>> START Provided data

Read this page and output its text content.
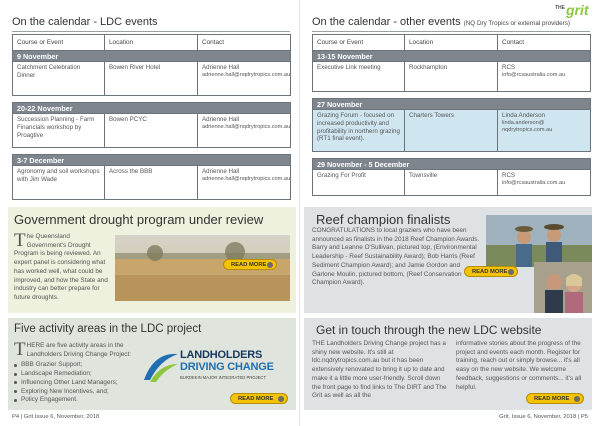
$^{THE}$grit
On the calendar - LDC events
Course or Event	Location	Contact
9 November		
Catchment Celebration Dinner	Bowen River Hotel	Adrienne Hall
adrienne.hall@nqdrytropics.com.au

20-22 November		
Succession Planning - Farm Financials workshop by Proagtive	Bowen PCYC	Adrienne Hall
adrienne.hall@nqdrytropics.com.au

3-7 December		
Agronomy and soil workshops with Jim Wade	Across the BBB	Adrienne Hall
adrienne.hall@nqdrytropics.com.au
On the calendar - other events (NQ Dry Tropics or external providers)
Course or Event	Location	Contact
13-15 November		
Executive Link meeting	Rockhampton	RCS
info@rcsaustralia.com.au

27 November		
Grazing Forum - focused on increased productivity and profitability in northern grazing (RT1 final event).	Charters Towers	Linda Anderson
linda.anderson@ nqdrytropics.com.au

29 November - 5 December		
Grazing For Profit	Townsville	RCS
info@rcsaustralia.com.au
Government drought program under review
The Queensland Government's Drought Program is being reviewed. An expert panel is considering what has worked well, what could be improved, and how the State and industry can better prepare for future droughts.
READ MORE
Reef champion finalists
CONGRATULATIONS to local graziers who have been announced as finalists in the 2018 Reef Champion Awards. Barry and Leanne O'Sullivan, pictured top, (Environmental Leadership - Reef Sustainability Award); Bob Harris (Reef Sediment Champion Award); and Jamie Gordon and Garlone Moulin, pictured bottom, (Reef Conservation Champion Award).
READ MORE
Five activity areas in the LDC project
THERE are five activity areas in the Landholders Driving Change Project:
BBB Grazier Support;
Landscape Remediation;
Influencing Other Land Managers;
Exploring New Incentives, and;
Policy Engagement.
LANDHOLDERS
DRIVING CHANGE
BURDEKIN MAJOR INTEGRATED PROJECT
READ MORE
Get in touch through the new LDC website
THE Landholders Driving Change project has a shiny new website. It's still at ldc.nqdrytropics.com.au but it has been extensively renovated to bring it up to date and make it a little more user-friendly. Scroll down the front page to find links to The DIRT and The Grit as well as all the
informative stories about the progress of the project and events each month. Register for training, reach out or simply browse... it's all easy on the new website. We welcome feedback, suggestions or comments... it's all helpful.
READ MORE
P4 | Grit Issue 6, November, 2018	Grit, Issue 6, November, 2018 | P5
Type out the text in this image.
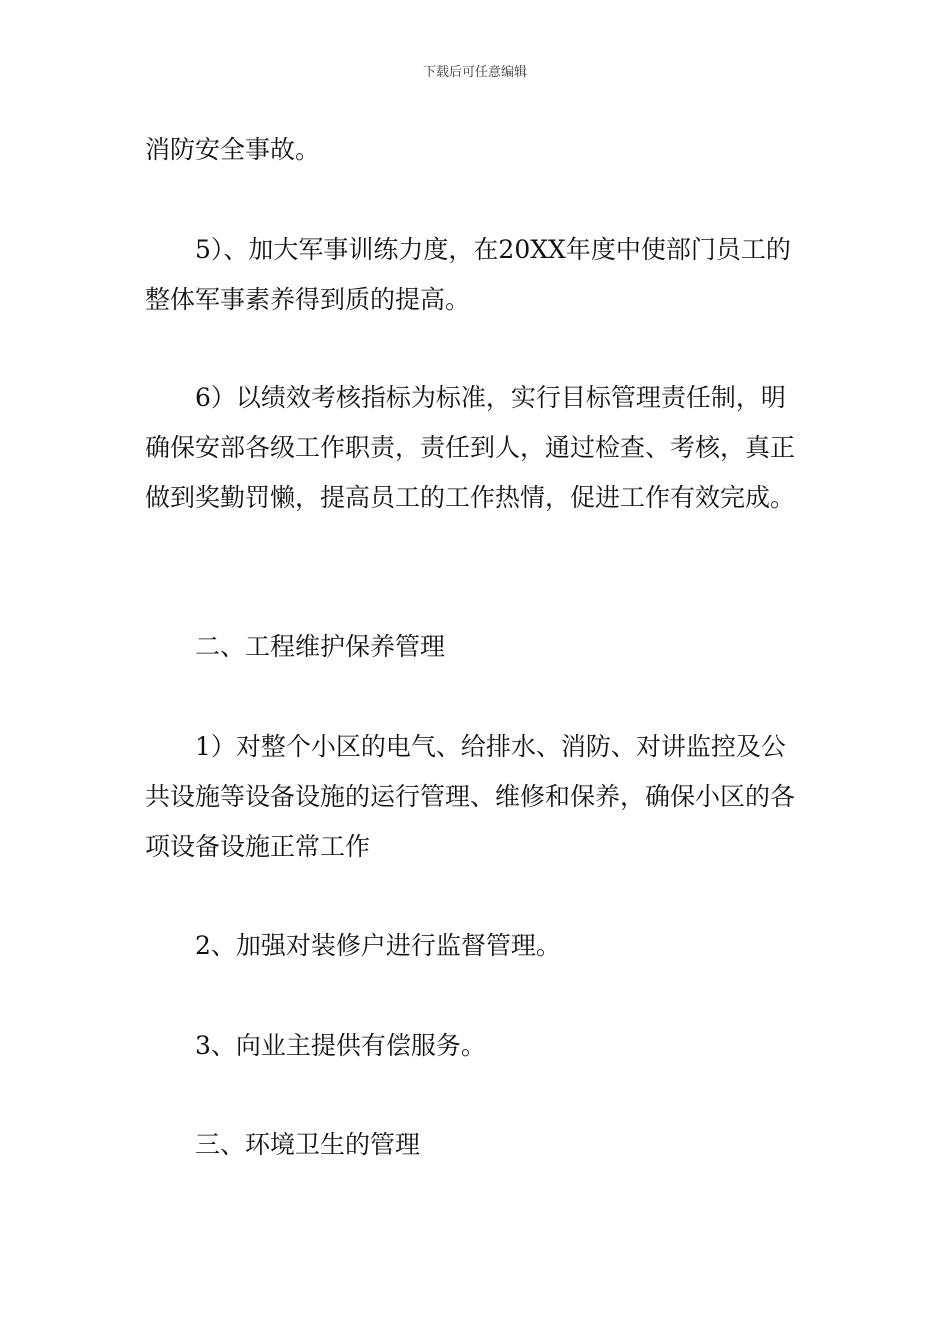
下载后可任意编辑

消防安全事故。

5）、加大军事训练力度，在20XX年度中使部门员工的整体军事素养得到质的提高。

6）以绩效考核指标为标准，实行目标管理责任制，明确保安部各级工作职责，责任到人，通过检查、考核，真正做到奖勤罚懒，提高员工的工作热情，促进工作有效完成。

二、工程维护保养管理

1）对整个小区的电气、给排水、消防、对讲监控及公共设施等设备设施的运行管理、维修和保养，确保小区的各项设备设施正常工作

2、加强对装修户进行监督管理。

3、向业主提供有偿服务。

三、环境卫生的管理
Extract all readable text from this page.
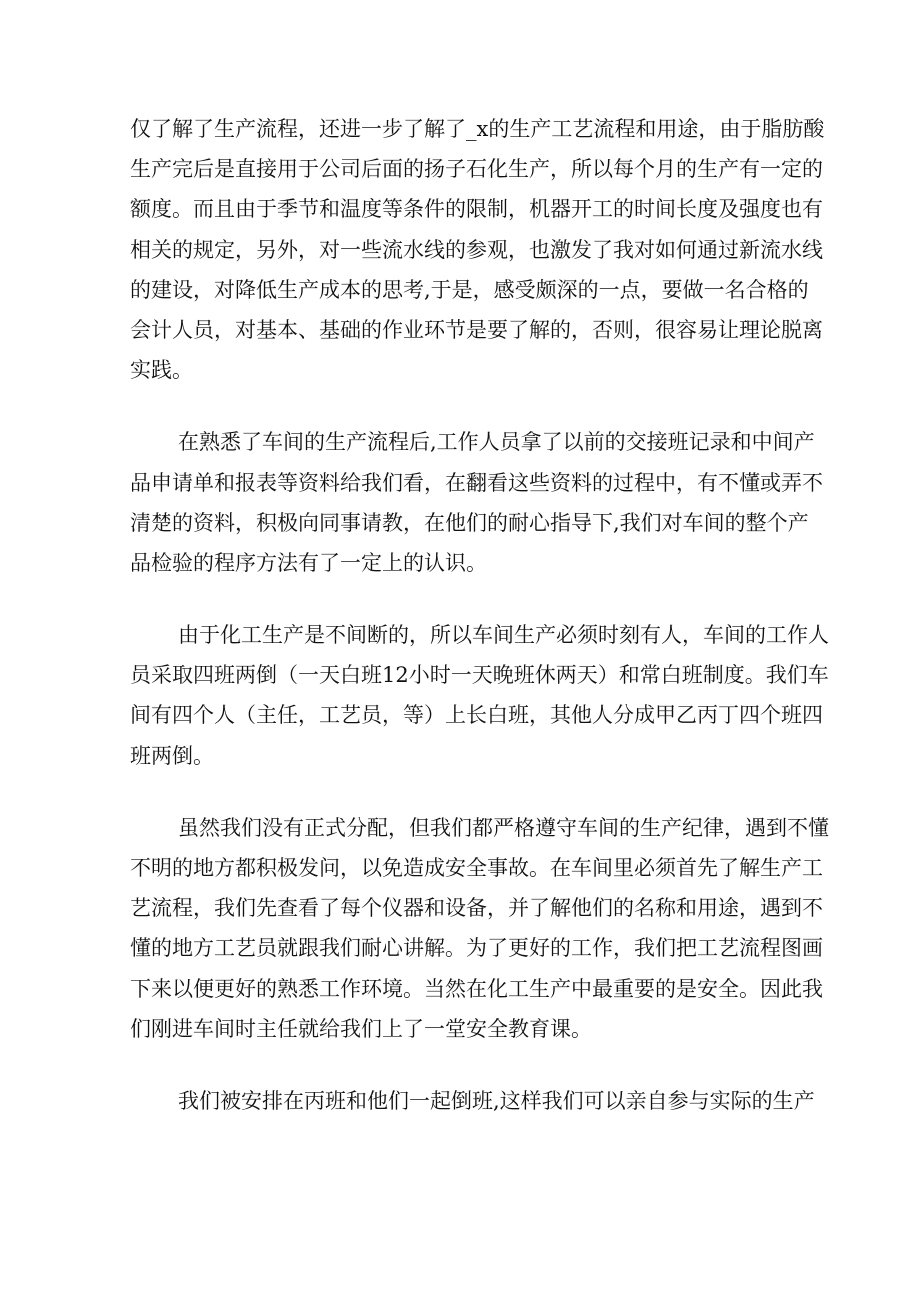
仅了解了生产流程，还进一步了解了_x的生产工艺流程和用途，由于脂肪酸
生产完后是直接用于公司后面的扬子石化生产，所以每个月的生产有一定的
额度。而且由于季节和温度等条件的限制，机器开工的时间长度及强度也有
相关的规定，另外，对一些流水线的参观，也激发了我对如何通过新流水线
的建设，对降低生产成本的思考,于是，感受颇深的一点，要做一名合格的
会计人员，对基本、基础的作业环节是要了解的，否则，很容易让理论脱离
实践。
在熟悉了车间的生产流程后,工作人员拿了以前的交接班记录和中间产
品申请单和报表等资料给我们看，在翻看这些资料的过程中，有不懂或弄不
清楚的资料，积极向同事请教，在他们的耐心指导下,我们对车间的整个产
品检验的程序方法有了一定上的认识。
由于化工生产是不间断的，所以车间生产必须时刻有人，车间的工作人
员采取四班两倒（一天白班12小时一天晚班休两天）和常白班制度。我们车
间有四个人（主任，工艺员，等）上长白班，其他人分成甲乙丙丁四个班四
班两倒。
虽然我们没有正式分配，但我们都严格遵守车间的生产纪律，遇到不懂
不明的地方都积极发问，以免造成安全事故。在车间里必须首先了解生产工
艺流程，我们先查看了每个仪器和设备，并了解他们的名称和用途，遇到不
懂的地方工艺员就跟我们耐心讲解。为了更好的工作，我们把工艺流程图画
下来以便更好的熟悉工作环境。当然在化工生产中最重要的是安全。因此我
们刚进车间时主任就给我们上了一堂安全教育课。
我们被安排在丙班和他们一起倒班,这样我们可以亲自参与实际的生产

>> END Provided data

Repeat all of the entries word for word, but omit the pictures.

Result below:
Read this page and output its text content.
$^{THE}$grit
On the calendar - LDC events
Course or Event	Location	Contact
9 November		
Catchment Celebration Dinner	Bowen River Hotel	Adrienne Hall
adrienne.hall@nqdrytropics.com.au

20-22 November		
Succession Planning - Farm Financials workshop by Proagtive	Bowen PCYC	Adrienne Hall
adrienne.hall@nqdrytropics.com.au

3-7 December		
Agronomy and soil workshops with Jim Wade	Across the BBB	Adrienne Hall
adrienne.hall@nqdrytropics.com.au
On the calendar - other events (NQ Dry Tropics or external providers)
Course or Event	Location	Contact
13-15 November		
Executive Link meeting	Rockhampton	RCS
info@rcsaustralia.com.au

27 November		
Grazing Forum - focused on increased productivity and profitability in northern grazing (RT1 final event).	Charters Towers	Linda Anderson
linda.anderson@ nqdrytropics.com.au

29 November - 5 December		
Grazing For Profit	Townsville	RCS
info@rcsaustralia.com.au
Government drought program under review
The Queensland Government's Drought Program is being reviewed. An expert panel is considering what has worked well, what could be improved, and how the State and industry can better prepare for future droughts.
READ MORE
Reef champion finalists
CONGRATULATIONS to local graziers who have been announced as finalists in the 2018 Reef Champion Awards. Barry and Leanne O'Sullivan, pictured top, (Environmental Leadership - Reef Sustainability Award); Bob Harris (Reef Sediment Champion Award); and Jamie Gordon and Garlone Moulin, pictured bottom, (Reef Conservation Champion Award).
READ MORE
Five activity areas in the LDC project
THERE are five activity areas in the Landholders Driving Change Project:
BBB Grazier Support;
Landscape Remediation;
Influencing Other Land Managers;
Exploring New Incentives, and;
Policy Engagement.
LANDHOLDERS
DRIVING CHANGE
BURDEKIN MAJOR INTEGRATED PROJECT
READ MORE
Get in touch through the new LDC website
THE Landholders Driving Change project has a shiny new website. It's still at ldc.nqdrytropics.com.au but it has been extensively renovated to bring it up to date and make it a little more user-friendly. Scroll down the front page to find links to The DIRT and The Grit as well as all the
informative stories about the progress of the project and events each month. Register for training, reach out or simply browse... it's all easy on the new website. We welcome feedback, suggestions or comments... it's all helpful.
READ MORE
P4 | Grit Issue 6, November, 2018	Grit, Issue 6, November, 2018 | P5
Type out the text in this image.
下载后可任意编辑

消防安全事故。

5）、加大军事训练力度，在20XX年度中使部门员工的整体军事素养得到质的提高。

6）以绩效考核指标为标准，实行目标管理责任制，明确保安部各级工作职责，责任到人，通过检查、考核，真正做到奖勤罚懒，提高员工的工作热情，促进工作有效完成。

二、工程维护保养管理

1）对整个小区的电气、给排水、消防、对讲监控及公共设施等设备设施的运行管理、维修和保养，确保小区的各项设备设施正常工作

2、加强对装修户进行监督管理。

3、向业主提供有偿服务。

三、环境卫生的管理
Extract all readable text from this page.
仅了解了生产流程，还进一步了解了_x的生产工艺流程和用途，由于脂肪酸
生产完后是直接用于公司后面的扬子石化生产，所以每个月的生产有一定的
额度。而且由于季节和温度等条件的限制，机器开工的时间长度及强度也有
相关的规定，另外，对一些流水线的参观，也激发了我对如何通过新流水线
的建设，对降低生产成本的思考,于是，感受颇深的一点，要做一名合格的
会计人员，对基本、基础的作业环节是要了解的，否则，很容易让理论脱离
实践。
在熟悉了车间的生产流程后,工作人员拿了以前的交接班记录和中间产
品申请单和报表等资料给我们看，在翻看这些资料的过程中，有不懂或弄不
清楚的资料，积极向同事请教，在他们的耐心指导下,我们对车间的整个产
品检验的程序方法有了一定上的认识。
由于化工生产是不间断的，所以车间生产必须时刻有人，车间的工作人
员采取四班两倒（一天白班12小时一天晚班休两天）和常白班制度。我们车
间有四个人（主任，工艺员，等）上长白班，其他人分成甲乙丙丁四个班四
班两倒。
虽然我们没有正式分配，但我们都严格遵守车间的生产纪律，遇到不懂
不明的地方都积极发问，以免造成安全事故。在车间里必须首先了解生产工
艺流程，我们先查看了每个仪器和设备，并了解他们的名称和用途，遇到不
懂的地方工艺员就跟我们耐心讲解。为了更好的工作，我们把工艺流程图画
下来以便更好的熟悉工作环境。当然在化工生产中最重要的是安全。因此我
们刚进车间时主任就给我们上了一堂安全教育课。
我们被安排在丙班和他们一起倒班,这样我们可以亲自参与实际的生产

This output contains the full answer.